(What you are asked to do):
Scan the records for the string "protons"; copy each line where it occurs.

(Record list):
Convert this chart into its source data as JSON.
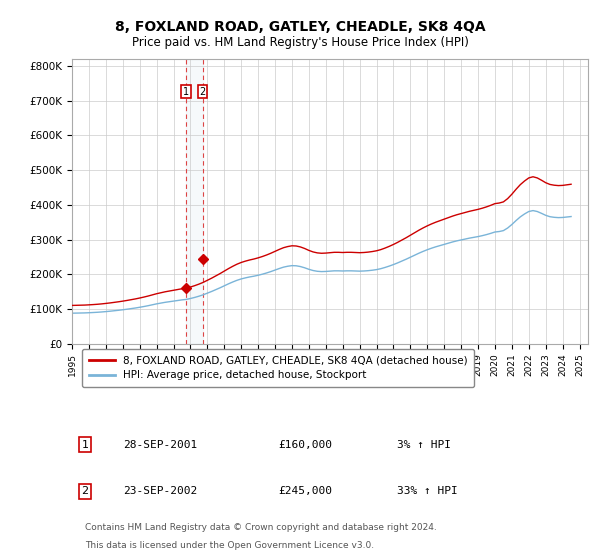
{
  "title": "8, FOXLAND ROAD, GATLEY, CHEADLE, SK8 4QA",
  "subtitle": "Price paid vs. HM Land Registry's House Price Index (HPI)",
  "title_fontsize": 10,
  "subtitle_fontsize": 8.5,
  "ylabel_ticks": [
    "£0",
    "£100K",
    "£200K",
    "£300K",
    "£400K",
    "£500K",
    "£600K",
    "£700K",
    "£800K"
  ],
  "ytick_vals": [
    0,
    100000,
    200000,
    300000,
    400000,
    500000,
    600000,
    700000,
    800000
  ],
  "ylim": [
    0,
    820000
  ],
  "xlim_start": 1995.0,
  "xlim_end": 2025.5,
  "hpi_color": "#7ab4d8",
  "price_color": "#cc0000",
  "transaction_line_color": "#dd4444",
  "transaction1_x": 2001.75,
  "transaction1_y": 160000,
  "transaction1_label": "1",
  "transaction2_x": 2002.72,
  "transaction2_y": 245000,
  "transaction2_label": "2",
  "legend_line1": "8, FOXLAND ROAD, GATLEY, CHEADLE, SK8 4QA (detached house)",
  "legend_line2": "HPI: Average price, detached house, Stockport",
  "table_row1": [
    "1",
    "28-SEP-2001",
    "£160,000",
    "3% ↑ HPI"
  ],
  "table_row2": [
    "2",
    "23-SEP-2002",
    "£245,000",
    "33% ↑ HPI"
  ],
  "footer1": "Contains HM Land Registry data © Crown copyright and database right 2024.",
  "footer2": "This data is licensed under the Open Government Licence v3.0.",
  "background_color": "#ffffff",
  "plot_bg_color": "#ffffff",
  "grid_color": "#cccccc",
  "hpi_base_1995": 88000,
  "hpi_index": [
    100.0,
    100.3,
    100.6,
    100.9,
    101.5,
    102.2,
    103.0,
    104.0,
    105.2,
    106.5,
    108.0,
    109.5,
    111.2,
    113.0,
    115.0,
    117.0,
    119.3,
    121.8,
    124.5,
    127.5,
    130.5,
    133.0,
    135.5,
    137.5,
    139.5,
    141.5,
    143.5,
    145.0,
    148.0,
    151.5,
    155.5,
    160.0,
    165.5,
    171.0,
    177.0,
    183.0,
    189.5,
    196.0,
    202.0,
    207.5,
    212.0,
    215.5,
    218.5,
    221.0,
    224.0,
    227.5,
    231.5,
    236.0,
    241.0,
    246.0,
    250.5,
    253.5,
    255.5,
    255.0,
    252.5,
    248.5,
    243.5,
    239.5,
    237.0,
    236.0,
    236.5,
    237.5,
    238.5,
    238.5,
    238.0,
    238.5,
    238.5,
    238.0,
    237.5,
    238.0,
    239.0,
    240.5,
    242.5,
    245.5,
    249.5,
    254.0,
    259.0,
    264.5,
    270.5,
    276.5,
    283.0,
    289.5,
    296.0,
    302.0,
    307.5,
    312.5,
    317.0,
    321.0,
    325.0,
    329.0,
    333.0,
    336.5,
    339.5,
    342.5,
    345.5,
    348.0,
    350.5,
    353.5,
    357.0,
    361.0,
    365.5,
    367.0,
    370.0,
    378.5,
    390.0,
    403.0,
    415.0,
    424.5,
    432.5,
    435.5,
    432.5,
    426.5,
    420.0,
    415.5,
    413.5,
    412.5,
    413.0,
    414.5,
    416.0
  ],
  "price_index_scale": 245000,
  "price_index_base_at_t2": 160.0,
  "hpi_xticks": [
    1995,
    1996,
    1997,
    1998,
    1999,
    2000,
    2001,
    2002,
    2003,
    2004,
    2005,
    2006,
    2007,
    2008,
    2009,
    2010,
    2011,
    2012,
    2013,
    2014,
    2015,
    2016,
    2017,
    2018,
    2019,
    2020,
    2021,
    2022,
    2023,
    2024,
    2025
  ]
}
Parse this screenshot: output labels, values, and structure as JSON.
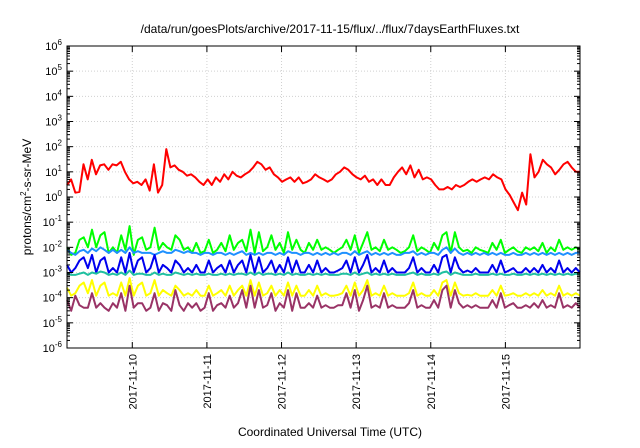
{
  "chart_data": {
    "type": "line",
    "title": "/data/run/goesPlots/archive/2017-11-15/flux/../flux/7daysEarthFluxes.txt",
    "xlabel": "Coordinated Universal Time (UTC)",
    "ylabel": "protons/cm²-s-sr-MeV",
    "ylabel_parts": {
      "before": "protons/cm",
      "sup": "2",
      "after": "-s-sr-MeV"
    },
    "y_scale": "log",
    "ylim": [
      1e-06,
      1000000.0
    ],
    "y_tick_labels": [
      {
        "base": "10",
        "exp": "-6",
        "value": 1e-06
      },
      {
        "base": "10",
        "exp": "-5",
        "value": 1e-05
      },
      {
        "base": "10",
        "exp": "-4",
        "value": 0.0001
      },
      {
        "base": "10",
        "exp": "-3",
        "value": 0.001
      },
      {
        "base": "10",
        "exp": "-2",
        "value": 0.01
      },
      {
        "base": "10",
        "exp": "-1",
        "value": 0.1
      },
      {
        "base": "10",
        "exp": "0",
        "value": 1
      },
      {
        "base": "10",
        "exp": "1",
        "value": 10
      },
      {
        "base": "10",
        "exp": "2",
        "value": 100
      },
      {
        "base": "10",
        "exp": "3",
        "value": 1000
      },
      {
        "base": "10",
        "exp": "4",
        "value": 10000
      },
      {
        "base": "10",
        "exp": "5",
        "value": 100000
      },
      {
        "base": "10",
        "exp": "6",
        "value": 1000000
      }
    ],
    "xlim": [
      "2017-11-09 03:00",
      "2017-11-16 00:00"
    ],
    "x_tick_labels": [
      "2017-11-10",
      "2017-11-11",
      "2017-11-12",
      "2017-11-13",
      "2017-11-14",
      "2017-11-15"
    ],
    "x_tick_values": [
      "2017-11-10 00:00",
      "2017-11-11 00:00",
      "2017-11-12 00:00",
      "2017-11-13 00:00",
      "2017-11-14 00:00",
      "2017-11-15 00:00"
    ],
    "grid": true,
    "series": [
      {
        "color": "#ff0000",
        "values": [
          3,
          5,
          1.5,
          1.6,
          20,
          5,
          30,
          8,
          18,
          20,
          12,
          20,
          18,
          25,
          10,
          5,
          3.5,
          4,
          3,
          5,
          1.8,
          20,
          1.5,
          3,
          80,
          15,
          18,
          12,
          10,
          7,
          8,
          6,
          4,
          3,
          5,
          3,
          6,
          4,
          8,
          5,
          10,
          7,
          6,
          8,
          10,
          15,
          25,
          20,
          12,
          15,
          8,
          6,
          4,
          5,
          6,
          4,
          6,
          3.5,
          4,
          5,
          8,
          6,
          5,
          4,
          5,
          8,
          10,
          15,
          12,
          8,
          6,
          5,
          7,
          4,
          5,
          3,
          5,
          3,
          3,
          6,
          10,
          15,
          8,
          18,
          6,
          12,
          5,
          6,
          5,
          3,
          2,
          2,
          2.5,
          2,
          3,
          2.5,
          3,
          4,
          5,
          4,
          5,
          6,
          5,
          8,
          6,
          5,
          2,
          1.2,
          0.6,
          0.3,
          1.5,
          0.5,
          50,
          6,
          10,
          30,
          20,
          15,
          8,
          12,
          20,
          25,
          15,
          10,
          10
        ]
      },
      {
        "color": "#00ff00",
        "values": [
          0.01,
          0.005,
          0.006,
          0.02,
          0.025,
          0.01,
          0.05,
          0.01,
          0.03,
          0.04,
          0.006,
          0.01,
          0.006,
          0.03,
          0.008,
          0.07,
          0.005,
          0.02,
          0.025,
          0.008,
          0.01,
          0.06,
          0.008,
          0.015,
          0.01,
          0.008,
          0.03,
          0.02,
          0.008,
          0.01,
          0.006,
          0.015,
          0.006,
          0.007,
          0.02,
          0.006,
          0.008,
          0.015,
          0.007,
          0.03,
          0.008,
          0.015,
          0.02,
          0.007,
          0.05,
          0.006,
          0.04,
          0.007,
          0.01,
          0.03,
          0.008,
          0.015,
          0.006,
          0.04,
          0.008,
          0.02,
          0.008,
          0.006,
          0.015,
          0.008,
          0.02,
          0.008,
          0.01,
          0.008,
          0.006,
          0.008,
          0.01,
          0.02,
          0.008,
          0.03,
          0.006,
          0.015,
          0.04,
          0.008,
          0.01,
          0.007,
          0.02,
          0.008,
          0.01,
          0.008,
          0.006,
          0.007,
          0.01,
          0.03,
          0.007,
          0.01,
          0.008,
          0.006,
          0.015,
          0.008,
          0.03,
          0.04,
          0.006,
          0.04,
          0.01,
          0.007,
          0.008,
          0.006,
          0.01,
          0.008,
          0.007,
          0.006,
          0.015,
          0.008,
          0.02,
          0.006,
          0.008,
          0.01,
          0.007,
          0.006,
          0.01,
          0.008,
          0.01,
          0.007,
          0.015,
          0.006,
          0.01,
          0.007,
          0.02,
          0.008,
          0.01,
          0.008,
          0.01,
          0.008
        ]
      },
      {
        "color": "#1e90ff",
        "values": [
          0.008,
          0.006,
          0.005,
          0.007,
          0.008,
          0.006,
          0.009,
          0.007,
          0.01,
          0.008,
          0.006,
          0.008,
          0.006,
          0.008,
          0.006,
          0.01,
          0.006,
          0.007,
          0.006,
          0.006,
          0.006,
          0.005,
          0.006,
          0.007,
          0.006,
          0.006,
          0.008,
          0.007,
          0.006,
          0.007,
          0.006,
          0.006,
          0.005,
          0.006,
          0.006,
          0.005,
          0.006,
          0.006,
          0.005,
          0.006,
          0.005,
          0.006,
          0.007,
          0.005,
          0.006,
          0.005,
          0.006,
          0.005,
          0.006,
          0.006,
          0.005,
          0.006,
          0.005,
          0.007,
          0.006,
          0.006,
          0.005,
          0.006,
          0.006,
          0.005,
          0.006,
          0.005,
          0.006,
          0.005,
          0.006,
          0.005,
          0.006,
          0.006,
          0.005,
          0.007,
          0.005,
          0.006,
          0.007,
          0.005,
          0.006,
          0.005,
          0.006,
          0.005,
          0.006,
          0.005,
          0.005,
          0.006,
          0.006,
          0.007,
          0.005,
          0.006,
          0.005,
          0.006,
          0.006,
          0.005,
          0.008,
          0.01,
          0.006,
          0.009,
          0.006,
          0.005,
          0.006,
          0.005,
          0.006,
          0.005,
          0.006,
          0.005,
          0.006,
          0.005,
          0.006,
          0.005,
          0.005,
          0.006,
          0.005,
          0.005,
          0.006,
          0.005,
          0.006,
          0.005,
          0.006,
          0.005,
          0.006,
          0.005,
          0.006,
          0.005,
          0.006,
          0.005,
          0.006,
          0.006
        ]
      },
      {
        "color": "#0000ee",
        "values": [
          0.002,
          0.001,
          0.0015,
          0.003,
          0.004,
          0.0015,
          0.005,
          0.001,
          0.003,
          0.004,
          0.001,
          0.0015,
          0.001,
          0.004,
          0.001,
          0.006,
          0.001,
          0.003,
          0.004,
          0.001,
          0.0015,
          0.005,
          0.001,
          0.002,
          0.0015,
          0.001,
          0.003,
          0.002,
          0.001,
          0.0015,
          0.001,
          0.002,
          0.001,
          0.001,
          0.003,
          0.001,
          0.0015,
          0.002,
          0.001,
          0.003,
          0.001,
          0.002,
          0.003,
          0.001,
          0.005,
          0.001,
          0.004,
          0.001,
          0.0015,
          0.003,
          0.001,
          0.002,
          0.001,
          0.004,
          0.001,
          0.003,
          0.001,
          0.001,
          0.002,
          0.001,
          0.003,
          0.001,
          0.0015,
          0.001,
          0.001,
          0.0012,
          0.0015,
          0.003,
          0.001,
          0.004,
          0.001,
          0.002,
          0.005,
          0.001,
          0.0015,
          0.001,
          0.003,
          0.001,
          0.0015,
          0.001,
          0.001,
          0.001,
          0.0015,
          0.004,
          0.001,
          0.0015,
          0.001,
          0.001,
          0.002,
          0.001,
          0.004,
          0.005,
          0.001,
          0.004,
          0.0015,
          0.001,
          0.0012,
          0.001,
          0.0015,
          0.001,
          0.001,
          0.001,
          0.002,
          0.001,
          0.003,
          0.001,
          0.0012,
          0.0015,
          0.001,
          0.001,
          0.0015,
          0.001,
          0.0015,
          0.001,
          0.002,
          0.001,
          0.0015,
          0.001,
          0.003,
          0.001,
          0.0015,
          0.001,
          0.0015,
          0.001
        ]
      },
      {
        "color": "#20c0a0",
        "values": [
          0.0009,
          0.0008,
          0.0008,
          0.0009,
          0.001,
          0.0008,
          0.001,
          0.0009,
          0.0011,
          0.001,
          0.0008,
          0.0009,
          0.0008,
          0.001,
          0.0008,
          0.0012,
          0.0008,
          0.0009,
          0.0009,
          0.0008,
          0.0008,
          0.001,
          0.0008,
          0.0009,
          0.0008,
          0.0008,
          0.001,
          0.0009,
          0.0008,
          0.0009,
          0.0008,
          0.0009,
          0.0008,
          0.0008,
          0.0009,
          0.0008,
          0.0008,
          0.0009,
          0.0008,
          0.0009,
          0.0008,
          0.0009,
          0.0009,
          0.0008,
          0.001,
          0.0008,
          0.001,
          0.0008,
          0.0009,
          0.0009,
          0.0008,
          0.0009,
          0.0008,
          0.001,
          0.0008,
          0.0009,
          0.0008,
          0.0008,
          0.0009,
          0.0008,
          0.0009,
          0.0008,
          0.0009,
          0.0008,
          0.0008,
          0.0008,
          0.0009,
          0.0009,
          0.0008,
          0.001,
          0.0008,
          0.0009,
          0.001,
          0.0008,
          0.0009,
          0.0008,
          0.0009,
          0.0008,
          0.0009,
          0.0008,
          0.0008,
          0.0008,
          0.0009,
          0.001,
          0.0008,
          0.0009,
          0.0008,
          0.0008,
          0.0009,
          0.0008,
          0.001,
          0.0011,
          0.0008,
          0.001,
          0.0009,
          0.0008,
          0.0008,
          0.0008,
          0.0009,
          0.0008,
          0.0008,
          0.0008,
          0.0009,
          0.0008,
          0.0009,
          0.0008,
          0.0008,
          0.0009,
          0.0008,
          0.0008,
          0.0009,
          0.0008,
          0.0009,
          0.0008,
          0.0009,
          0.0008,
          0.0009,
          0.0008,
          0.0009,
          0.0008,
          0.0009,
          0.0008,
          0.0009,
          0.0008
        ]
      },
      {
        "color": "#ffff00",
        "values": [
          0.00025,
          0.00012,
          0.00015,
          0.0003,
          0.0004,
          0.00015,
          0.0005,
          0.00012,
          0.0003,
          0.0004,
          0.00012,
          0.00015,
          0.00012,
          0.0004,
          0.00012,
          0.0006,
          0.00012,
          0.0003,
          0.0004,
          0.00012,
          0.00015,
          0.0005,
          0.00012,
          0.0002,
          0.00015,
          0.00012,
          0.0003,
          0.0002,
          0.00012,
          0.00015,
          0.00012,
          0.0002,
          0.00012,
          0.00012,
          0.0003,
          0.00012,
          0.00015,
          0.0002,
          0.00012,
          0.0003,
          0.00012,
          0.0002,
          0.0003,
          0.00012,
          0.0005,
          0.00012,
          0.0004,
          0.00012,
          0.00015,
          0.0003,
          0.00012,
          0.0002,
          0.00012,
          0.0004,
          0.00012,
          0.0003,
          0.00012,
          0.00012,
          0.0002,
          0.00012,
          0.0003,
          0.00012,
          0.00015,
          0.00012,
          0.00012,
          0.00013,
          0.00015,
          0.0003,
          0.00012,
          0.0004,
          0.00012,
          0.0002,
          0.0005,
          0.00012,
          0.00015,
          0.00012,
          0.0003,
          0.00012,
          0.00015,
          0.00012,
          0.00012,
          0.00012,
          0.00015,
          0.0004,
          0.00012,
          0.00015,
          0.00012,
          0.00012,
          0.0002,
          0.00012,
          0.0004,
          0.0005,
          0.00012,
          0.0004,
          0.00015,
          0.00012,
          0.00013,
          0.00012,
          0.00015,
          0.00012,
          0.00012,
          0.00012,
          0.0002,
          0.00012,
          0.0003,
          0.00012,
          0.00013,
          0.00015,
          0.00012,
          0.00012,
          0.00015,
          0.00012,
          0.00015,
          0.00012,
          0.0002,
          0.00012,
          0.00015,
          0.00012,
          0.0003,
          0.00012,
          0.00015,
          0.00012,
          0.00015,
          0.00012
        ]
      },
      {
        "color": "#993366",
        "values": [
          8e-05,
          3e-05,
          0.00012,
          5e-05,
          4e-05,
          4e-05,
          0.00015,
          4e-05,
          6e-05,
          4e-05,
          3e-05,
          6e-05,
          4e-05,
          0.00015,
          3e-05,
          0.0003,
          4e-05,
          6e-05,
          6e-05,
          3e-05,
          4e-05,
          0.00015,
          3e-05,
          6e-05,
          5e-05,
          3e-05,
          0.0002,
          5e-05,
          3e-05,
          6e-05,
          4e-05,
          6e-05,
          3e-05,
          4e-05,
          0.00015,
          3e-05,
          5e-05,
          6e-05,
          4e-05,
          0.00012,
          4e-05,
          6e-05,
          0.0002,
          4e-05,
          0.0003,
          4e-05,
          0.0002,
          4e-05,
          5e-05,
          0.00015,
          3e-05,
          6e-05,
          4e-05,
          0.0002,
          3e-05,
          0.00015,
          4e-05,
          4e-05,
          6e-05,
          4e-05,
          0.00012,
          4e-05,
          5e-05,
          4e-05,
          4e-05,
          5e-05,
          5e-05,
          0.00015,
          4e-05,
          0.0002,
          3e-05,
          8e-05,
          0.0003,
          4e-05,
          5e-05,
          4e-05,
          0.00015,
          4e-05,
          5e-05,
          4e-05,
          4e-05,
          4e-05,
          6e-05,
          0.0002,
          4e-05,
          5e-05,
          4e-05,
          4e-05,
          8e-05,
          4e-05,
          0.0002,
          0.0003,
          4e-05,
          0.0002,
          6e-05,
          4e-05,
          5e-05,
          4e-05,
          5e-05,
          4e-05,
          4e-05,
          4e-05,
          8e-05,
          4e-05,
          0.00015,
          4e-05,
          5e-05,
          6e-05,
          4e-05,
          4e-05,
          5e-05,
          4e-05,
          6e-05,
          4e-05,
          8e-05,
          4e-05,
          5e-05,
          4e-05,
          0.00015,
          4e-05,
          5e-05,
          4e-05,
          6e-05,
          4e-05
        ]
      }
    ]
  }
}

(Solution to this problem):
    "ylabel": "protons/cm²-s-sr-MeV",
      "before": "protons/cm",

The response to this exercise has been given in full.